Stated goal: Reproduce, word for word, every line starting at the line that contains "Read this page and output its text content." and ending with the final line of the entries.

Data to use:

________________________

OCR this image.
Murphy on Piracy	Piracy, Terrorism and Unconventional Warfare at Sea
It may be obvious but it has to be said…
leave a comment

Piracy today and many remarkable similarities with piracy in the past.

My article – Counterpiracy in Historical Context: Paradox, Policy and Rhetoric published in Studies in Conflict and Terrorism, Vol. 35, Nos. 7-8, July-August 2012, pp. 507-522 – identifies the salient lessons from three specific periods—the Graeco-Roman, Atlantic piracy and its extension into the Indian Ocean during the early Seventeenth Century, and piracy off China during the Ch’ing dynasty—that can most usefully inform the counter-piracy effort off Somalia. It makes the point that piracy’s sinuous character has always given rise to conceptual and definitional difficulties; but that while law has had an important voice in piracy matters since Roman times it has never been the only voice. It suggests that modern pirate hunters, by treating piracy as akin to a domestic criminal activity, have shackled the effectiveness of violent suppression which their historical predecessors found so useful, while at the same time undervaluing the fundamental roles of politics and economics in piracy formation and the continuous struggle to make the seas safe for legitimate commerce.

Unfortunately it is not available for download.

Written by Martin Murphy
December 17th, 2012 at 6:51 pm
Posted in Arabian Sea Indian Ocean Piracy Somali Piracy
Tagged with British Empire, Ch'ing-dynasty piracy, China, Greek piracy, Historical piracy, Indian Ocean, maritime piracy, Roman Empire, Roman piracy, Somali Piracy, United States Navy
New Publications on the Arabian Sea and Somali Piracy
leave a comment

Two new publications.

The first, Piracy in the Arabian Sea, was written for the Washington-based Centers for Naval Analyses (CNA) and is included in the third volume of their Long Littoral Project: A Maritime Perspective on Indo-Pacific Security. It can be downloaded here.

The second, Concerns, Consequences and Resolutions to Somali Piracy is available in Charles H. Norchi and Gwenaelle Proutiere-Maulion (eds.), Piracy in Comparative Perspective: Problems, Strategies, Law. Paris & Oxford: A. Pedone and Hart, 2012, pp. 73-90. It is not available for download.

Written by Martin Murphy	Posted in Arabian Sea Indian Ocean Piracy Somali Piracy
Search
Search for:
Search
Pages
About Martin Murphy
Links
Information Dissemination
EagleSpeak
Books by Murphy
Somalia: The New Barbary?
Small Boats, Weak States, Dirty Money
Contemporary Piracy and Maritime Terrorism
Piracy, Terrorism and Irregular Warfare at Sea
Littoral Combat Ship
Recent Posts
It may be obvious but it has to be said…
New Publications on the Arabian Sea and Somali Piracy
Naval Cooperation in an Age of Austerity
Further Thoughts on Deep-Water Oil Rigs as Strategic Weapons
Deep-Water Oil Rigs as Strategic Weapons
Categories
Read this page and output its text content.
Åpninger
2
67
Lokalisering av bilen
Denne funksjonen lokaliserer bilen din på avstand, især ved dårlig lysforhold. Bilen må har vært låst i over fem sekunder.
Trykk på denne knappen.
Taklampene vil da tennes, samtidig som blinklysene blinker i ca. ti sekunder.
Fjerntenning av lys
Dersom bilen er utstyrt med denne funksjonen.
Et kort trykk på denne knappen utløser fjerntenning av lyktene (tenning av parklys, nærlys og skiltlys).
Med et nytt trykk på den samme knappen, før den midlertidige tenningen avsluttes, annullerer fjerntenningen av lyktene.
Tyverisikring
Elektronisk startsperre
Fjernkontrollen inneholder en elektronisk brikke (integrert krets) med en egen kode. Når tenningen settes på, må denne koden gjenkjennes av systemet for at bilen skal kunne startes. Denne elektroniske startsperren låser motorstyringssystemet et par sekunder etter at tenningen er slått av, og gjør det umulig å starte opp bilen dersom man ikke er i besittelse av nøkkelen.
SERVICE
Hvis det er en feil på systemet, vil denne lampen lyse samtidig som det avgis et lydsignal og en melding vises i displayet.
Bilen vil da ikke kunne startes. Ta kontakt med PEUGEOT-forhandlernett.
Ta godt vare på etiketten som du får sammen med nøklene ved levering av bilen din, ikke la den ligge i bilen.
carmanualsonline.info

________________________

Complete answer:
Read this page and output its text content.
Åpninger
2
67
Lokalisering av bilen
Denne funksjonen lokaliserer bilen din på avstand, især ved dårlig lysforhold. Bilen må har vært låst i over fem sekunder.
Trykk på denne knappen.
Taklampene vil da tennes, samtidig som blinklysene blinker i ca. ti sekunder.
Fjerntenning av lys
Dersom bilen er utstyrt med denne funksjonen.
Et kort trykk på denne knappen utløser fjerntenning av lyktene (tenning av parklys, nærlys og skiltlys).
Med et nytt trykk på den samme knappen, før den midlertidige tenningen avsluttes, annullerer fjerntenningen av lyktene.
Tyverisikring
Elektronisk startsperre
Fjernkontrollen inneholder en elektronisk brikke (integrert krets) med en egen kode. Når tenningen settes på, må denne koden gjenkjennes av systemet for at bilen skal kunne startes. Denne elektroniske startsperren låser motorstyringssystemet et par sekunder etter at tenningen er slått av, og gjør det umulig å starte opp bilen dersom man ikke er i besittelse av nøkkelen.
SERVICE
Hvis det er en feil på systemet, vil denne lampen lyse samtidig som det avgis et lydsignal og en melding vises i displayet.
Bilen vil da ikke kunne startes. Ta kontakt med PEUGEOT-forhandlernett.
Ta godt vare på etiketten som du får sammen med nøklene ved levering av bilen din, ikke la den ligge i bilen.
carmanualsonline.info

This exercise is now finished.